=== Objective ===
Find every line in the records below that holds the word "HANDLE" and copy it.

=== Data provided ===

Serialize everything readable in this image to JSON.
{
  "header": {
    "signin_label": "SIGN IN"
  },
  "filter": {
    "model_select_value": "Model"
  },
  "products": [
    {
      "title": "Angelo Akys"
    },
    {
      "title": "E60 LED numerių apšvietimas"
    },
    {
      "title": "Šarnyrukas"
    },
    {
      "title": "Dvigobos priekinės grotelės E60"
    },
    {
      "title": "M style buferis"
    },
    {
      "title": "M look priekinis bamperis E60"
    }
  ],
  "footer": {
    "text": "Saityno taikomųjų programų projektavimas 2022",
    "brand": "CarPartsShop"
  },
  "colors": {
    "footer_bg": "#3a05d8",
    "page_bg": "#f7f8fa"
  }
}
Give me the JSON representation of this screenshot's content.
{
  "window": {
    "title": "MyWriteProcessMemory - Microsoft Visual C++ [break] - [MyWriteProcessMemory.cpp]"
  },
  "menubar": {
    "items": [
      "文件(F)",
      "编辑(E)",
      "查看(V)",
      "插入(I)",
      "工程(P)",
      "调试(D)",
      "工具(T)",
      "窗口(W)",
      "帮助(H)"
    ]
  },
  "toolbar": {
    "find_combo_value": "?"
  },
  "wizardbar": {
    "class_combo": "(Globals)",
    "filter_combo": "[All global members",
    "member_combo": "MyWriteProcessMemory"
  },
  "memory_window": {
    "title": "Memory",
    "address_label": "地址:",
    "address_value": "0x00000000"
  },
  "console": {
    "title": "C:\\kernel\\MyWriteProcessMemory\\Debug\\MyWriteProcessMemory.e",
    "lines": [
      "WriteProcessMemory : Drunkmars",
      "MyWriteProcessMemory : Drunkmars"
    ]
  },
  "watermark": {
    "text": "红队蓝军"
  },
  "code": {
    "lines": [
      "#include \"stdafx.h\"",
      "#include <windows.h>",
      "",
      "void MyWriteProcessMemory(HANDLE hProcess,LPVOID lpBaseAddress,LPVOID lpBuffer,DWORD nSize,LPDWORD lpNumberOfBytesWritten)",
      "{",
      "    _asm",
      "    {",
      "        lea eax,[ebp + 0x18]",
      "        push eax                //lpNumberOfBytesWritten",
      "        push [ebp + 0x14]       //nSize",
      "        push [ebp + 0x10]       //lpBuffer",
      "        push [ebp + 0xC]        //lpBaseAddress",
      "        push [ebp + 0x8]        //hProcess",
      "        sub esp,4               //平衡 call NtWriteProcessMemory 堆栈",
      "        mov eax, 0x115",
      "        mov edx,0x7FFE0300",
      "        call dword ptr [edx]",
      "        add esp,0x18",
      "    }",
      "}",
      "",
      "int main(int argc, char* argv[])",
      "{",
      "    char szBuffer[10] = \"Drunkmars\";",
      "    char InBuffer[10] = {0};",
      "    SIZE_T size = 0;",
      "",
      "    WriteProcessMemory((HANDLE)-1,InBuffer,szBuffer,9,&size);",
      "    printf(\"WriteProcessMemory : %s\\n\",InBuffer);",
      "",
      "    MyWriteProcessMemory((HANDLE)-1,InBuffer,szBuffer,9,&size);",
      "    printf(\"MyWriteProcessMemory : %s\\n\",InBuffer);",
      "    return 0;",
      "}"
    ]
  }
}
---
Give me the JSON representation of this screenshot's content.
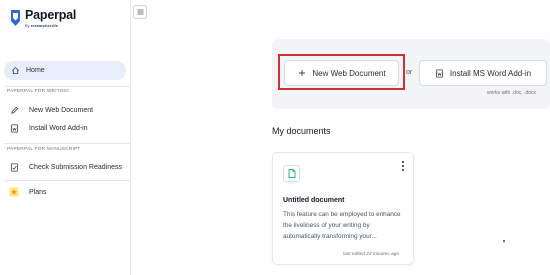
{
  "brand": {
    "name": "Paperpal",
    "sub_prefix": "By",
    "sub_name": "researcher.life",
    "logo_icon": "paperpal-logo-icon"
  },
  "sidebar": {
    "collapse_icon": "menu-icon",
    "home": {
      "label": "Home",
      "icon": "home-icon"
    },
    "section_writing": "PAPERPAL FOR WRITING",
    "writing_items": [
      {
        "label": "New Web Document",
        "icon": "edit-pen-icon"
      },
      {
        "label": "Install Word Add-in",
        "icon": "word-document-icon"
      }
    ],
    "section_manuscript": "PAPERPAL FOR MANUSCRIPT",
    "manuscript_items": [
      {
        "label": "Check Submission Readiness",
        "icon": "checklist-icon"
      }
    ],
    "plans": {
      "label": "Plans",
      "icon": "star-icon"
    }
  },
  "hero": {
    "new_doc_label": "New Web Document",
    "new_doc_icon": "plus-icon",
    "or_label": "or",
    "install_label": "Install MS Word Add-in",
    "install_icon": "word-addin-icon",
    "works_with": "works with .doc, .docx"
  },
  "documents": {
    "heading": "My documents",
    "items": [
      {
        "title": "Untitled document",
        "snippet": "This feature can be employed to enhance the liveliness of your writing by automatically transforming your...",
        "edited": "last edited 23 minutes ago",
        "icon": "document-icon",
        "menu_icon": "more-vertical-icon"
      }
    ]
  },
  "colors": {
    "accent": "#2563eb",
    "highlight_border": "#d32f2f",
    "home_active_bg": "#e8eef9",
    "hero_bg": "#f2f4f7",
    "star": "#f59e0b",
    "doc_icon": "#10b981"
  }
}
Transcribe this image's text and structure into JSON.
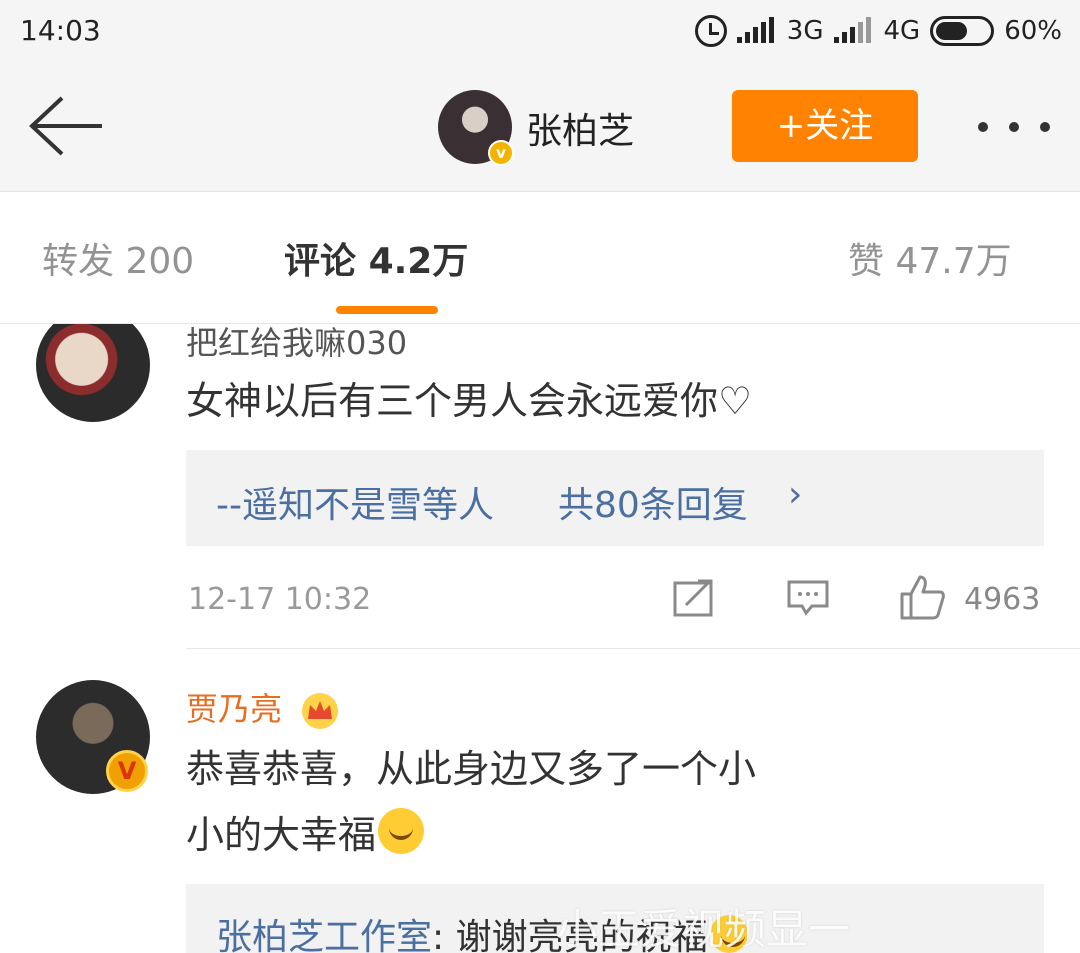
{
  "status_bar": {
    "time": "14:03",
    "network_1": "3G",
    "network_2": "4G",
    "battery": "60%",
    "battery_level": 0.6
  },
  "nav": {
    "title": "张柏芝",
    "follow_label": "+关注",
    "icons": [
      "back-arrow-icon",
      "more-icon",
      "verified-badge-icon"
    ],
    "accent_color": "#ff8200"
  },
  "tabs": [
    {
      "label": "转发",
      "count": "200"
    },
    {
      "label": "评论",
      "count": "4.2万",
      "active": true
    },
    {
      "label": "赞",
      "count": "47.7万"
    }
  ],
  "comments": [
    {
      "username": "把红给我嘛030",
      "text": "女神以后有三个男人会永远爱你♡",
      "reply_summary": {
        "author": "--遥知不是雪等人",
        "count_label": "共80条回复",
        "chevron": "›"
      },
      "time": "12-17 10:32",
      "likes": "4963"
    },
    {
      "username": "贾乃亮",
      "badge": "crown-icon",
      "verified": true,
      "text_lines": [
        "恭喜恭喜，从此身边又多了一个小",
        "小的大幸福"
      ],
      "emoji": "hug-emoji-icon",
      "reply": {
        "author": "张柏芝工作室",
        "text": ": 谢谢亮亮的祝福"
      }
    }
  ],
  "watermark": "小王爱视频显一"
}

=== Exercise output ===
      "void MyWriteProcessMemory(HANDLE hProcess,LPVOID lpBaseAddress,LPVOID lpBuffer,DWORD nSize,LPDWORD lpNumberOfBytesWritten)",
      "    WriteProcessMemory((HANDLE)-1,InBuffer,szBuffer,9,&size);",
      "    MyWriteProcessMemory((HANDLE)-1,InBuffer,szBuffer,9,&size);",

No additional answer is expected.